• **Work required**
Search the records for "alternative". Copy every line where it appears.

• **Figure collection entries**
##########

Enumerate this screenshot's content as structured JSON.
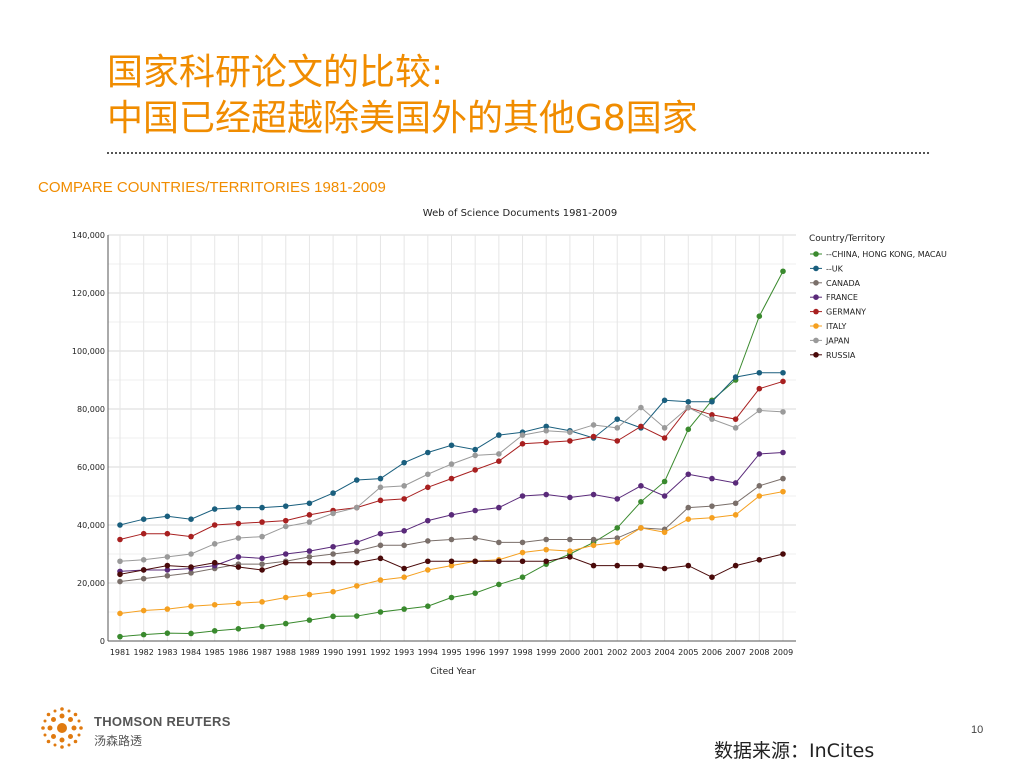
{
  "slide": {
    "title_line1": "国家科研论文的比较:",
    "title_line2": "中国已经超越除美国外的其他G8国家",
    "subtitle": "COMPARE COUNTRIES/TERRITORIES 1981-2009",
    "page_number": "10",
    "source": "数据来源：InCites",
    "logo_name": "THOMSON REUTERS",
    "logo_cn": "汤森路透",
    "title_color": "#f08c00"
  },
  "chart_data": {
    "type": "line",
    "title": "Web of Science Documents 1981-2009",
    "xlabel": "Cited Year",
    "ylabel": "",
    "legend_title": "Country/Territory",
    "legend_position": "right",
    "grid": true,
    "ylim": [
      0,
      140000
    ],
    "yticks": [
      0,
      20000,
      40000,
      60000,
      80000,
      100000,
      120000,
      140000
    ],
    "ytick_labels": [
      "0",
      "20,000",
      "40,000",
      "60,000",
      "80,000",
      "100,000",
      "120,000",
      "140,000"
    ],
    "categories": [
      "1981",
      "1982",
      "1983",
      "1984",
      "1985",
      "1986",
      "1987",
      "1988",
      "1989",
      "1990",
      "1991",
      "1992",
      "1993",
      "1994",
      "1995",
      "1996",
      "1997",
      "1998",
      "1999",
      "2000",
      "2001",
      "2002",
      "2003",
      "2004",
      "2005",
      "2006",
      "2007",
      "2008",
      "2009"
    ],
    "series": [
      {
        "name": "--CHINA, HONG KONG, MACAU",
        "color": "#3a8a2e",
        "values": [
          1500,
          2200,
          2700,
          2600,
          3500,
          4200,
          5000,
          6000,
          7200,
          8500,
          8600,
          10000,
          11000,
          12000,
          15000,
          16500,
          19500,
          22000,
          26500,
          30000,
          34000,
          39000,
          48000,
          55000,
          73000,
          83000,
          90000,
          112000,
          127500
        ]
      },
      {
        "name": "--UK",
        "color": "#1a5f7e",
        "values": [
          40000,
          42000,
          43000,
          42000,
          45500,
          46000,
          46000,
          46500,
          47500,
          51000,
          55500,
          56000,
          61500,
          65000,
          67500,
          66000,
          71000,
          72000,
          74000,
          72500,
          70000,
          76500,
          73500,
          83000,
          82500,
          82500,
          91000,
          92500,
          92500
        ]
      },
      {
        "name": "CANADA",
        "color": "#7a6f6a",
        "values": [
          20500,
          21500,
          22500,
          23500,
          25000,
          26500,
          26500,
          27500,
          29000,
          30000,
          31000,
          33000,
          33000,
          34500,
          35000,
          35500,
          34000,
          34000,
          35000,
          35000,
          35000,
          35500,
          39000,
          38500,
          46000,
          46500,
          47500,
          53500,
          56000
        ]
      },
      {
        "name": "FRANCE",
        "color": "#5a2a7a",
        "values": [
          24000,
          24500,
          24500,
          25000,
          26000,
          29000,
          28500,
          30000,
          31000,
          32500,
          34000,
          37000,
          38000,
          41500,
          43500,
          45000,
          46000,
          50000,
          50500,
          49500,
          50500,
          49000,
          53500,
          50000,
          57500,
          56000,
          54500,
          64500,
          65000
        ]
      },
      {
        "name": "GERMANY",
        "color": "#a82020",
        "values": [
          35000,
          37000,
          37000,
          36000,
          40000,
          40500,
          41000,
          41500,
          43500,
          45000,
          46000,
          48500,
          49000,
          53000,
          56000,
          59000,
          62000,
          68000,
          68500,
          69000,
          70500,
          69000,
          74000,
          70000,
          80500,
          78000,
          76500,
          87000,
          89500
        ]
      },
      {
        "name": "ITALY",
        "color": "#f5a020",
        "values": [
          9500,
          10500,
          11000,
          12000,
          12500,
          13000,
          13500,
          15000,
          16000,
          17000,
          19000,
          21000,
          22000,
          24500,
          26000,
          27500,
          28000,
          30500,
          31500,
          31000,
          33000,
          34000,
          39000,
          37500,
          42000,
          42500,
          43500,
          50000,
          51500
        ]
      },
      {
        "name": "JAPAN",
        "color": "#9a9a9a",
        "values": [
          27500,
          28000,
          29000,
          30000,
          33500,
          35500,
          36000,
          39500,
          41000,
          44000,
          46000,
          53000,
          53500,
          57500,
          61000,
          64000,
          64500,
          71000,
          72500,
          72000,
          74500,
          73500,
          80500,
          73500,
          80500,
          76500,
          73500,
          79500,
          79000
        ]
      },
      {
        "name": "RUSSIA",
        "color": "#4a0a0a",
        "values": [
          23000,
          24500,
          26000,
          25500,
          27000,
          25500,
          24500,
          27000,
          27000,
          27000,
          27000,
          28500,
          25000,
          27500,
          27500,
          27500,
          27500,
          27500,
          27500,
          29000,
          26000,
          26000,
          26000,
          25000,
          26000,
          22000,
          26000,
          28000,
          30000
        ]
      }
    ]
  }
}
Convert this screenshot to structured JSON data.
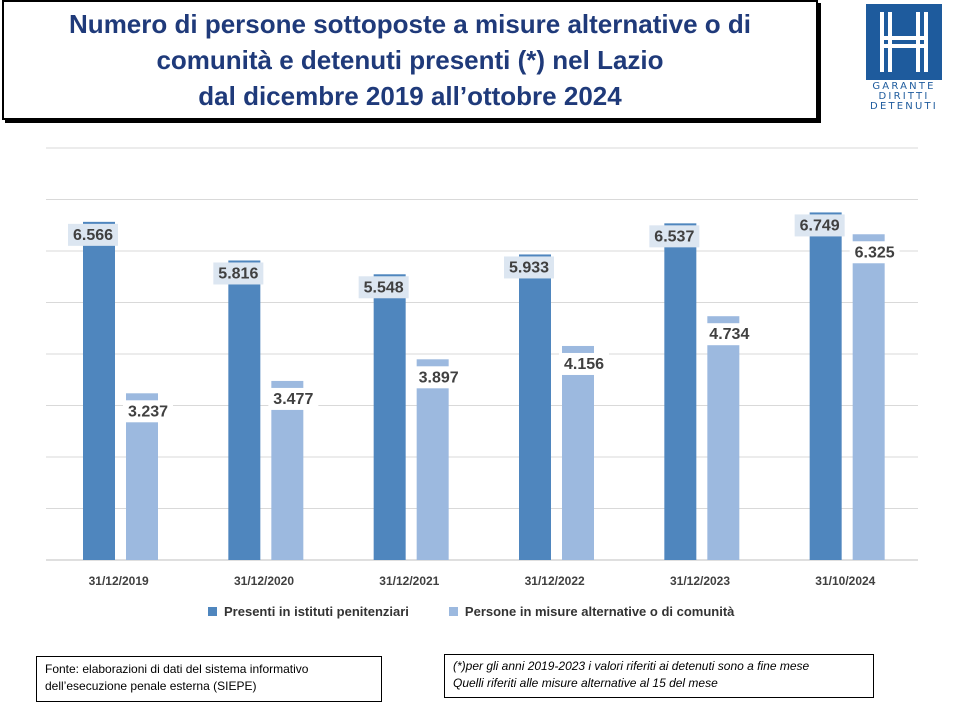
{
  "title": {
    "line1": "Numero di persone sottoposte a misure alternative o di",
    "line2": "comunità  e detenuti presenti (*) nel Lazio",
    "line3": "dal dicembre 2019 all’ottobre 2024"
  },
  "logo": {
    "text_lines": [
      "GARANTE",
      "DIRITTI",
      "DETENUTI"
    ],
    "color": "#1e5b9d",
    "icon": "garante-logo-mark"
  },
  "chart_data": {
    "type": "bar",
    "categories": [
      "31/12/2019",
      "31/12/2020",
      "31/12/2021",
      "31/12/2022",
      "31/12/2023",
      "31/10/2024"
    ],
    "series": [
      {
        "name": "Presenti in istituti penitenziari",
        "values": [
          6566,
          5816,
          5548,
          5933,
          6537,
          6749
        ],
        "color": "#4f86be",
        "labels": [
          "6.566",
          "5.816",
          "5.548",
          "5.933",
          "6.537",
          "6.749"
        ]
      },
      {
        "name": "Persone in misure alternative o di comunità",
        "values": [
          3237,
          3477,
          3897,
          4156,
          4734,
          6325
        ],
        "color": "#9cb9df",
        "labels": [
          "3.237",
          "3.477",
          "3.897",
          "4.156",
          "4.734",
          "6.325"
        ]
      }
    ],
    "ylim": [
      0,
      8000
    ],
    "grid": true,
    "legend": "bottom"
  },
  "notes": {
    "source_line1": "Fonte: elaborazioni di dati del sistema informativo",
    "source_line2": "dell’esecuzione penale esterna (SIEPE)",
    "footnote_line1": "(*)per gli anni 2019-2023  i valori riferiti ai detenuti sono a fine mese",
    "footnote_line2": "Quelli riferiti alle misure alternative al 15 del mese"
  }
}
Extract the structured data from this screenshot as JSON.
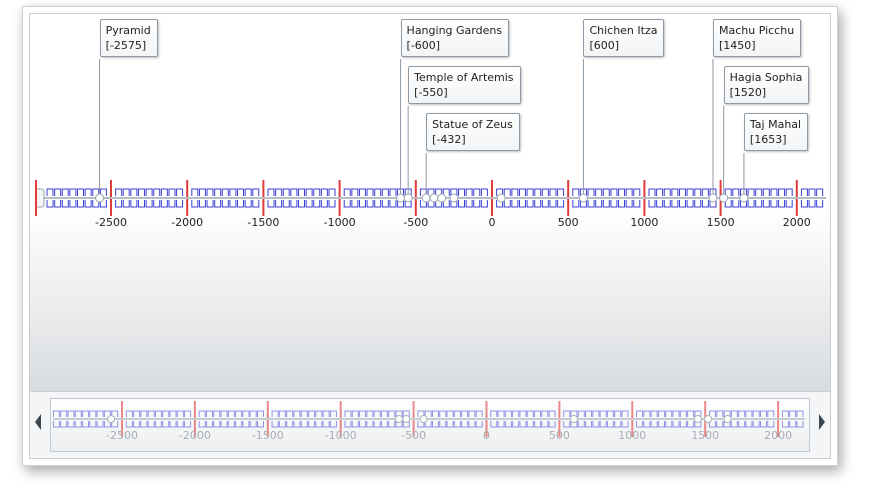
{
  "timeline": {
    "events": [
      {
        "name": "Pyramid",
        "year": -2575,
        "label": "[-2575]"
      },
      {
        "name": "Hanging Gardens",
        "year": -600,
        "label": "[-600]"
      },
      {
        "name": "Temple of Artemis",
        "year": -550,
        "label": "[-550]"
      },
      {
        "name": "Statue of Zeus",
        "year": -432,
        "label": "[-432]"
      },
      {
        "name": "Chichen Itza",
        "year": 600,
        "label": "[600]"
      },
      {
        "name": "Machu Picchu",
        "year": 1450,
        "label": "[1450]"
      },
      {
        "name": "Hagia Sophia",
        "year": 1520,
        "label": "[1520]"
      },
      {
        "name": "Taj Mahal",
        "year": 1653,
        "label": "[1653]"
      }
    ],
    "axis_labels": [
      "-2500",
      "-2000",
      "-1500",
      "-1000",
      "-500",
      "0",
      "500",
      "1000",
      "1500",
      "2000"
    ],
    "axis_values": [
      -2500,
      -2000,
      -1500,
      -1000,
      -500,
      0,
      500,
      1000,
      1500,
      2000
    ],
    "colors": {
      "major_tick": "#e03a3a",
      "minor_tick": "#3b3fd6",
      "navigator_label": "#a9adb2"
    }
  },
  "navigator": {
    "left_arrow": "triangle-left-icon",
    "right_arrow": "triangle-right-icon"
  }
}
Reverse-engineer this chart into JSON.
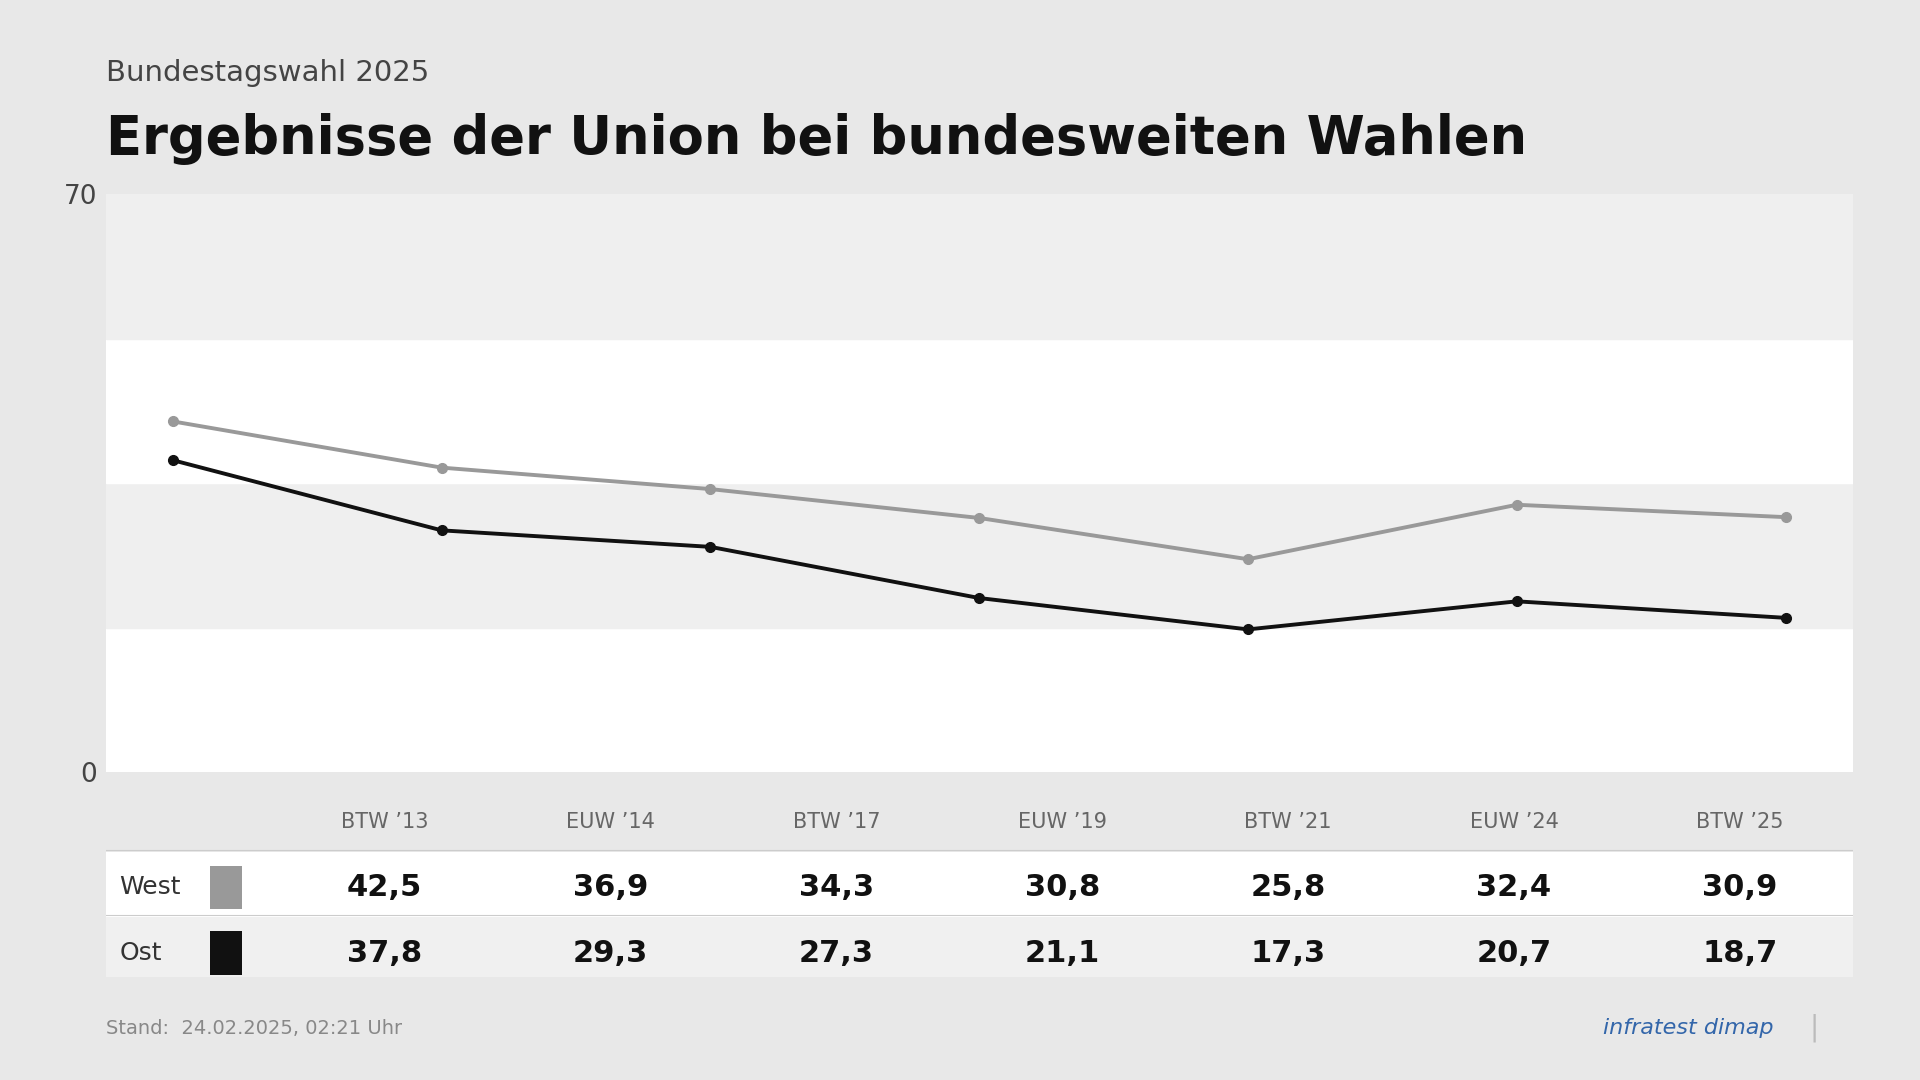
{
  "supertitle": "Bundestagswahl 2025",
  "title": "Ergebnisse der Union bei bundesweiten Wahlen",
  "categories": [
    "BTW ’13",
    "EUW ’14",
    "BTW ’17",
    "EUW ’19",
    "BTW ’21",
    "EUW ’24",
    "BTW ’25"
  ],
  "west_values": [
    42.5,
    36.9,
    34.3,
    30.8,
    25.8,
    32.4,
    30.9
  ],
  "ost_values": [
    37.8,
    29.3,
    27.3,
    21.1,
    17.3,
    20.7,
    18.7
  ],
  "west_color": "#999999",
  "ost_color": "#111111",
  "line_width": 2.8,
  "marker_size": 7,
  "ylim": [
    0,
    70
  ],
  "ytick_top": 70,
  "ytick_bottom": 0,
  "bg_color": "#e8e8e8",
  "plot_bg_color": "#ffffff",
  "band_colors": [
    "#ffffff",
    "#efefef",
    "#ffffff",
    "#efefef"
  ],
  "footer_text": "Stand:  24.02.2025, 02:21 Uhr",
  "footer_color": "#888888",
  "title_color": "#111111",
  "supertitle_color": "#444444",
  "table_header_color": "#666666",
  "table_value_color": "#111111",
  "table_label_color": "#333333",
  "infratest_color": "#3366aa",
  "separator_color": "#cccccc",
  "west_label": "West",
  "ost_label": "Ost",
  "infratest_text": "infratest dimap"
}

##########

• **Answer to the task**
    "line1": "Numero di persone sottoposte a misure alternative o di",
        "name": "Persone in misure alternative o di comunità",
    "footnote_line2": "Quelli riferiti alle misure alternative al 15 del mese"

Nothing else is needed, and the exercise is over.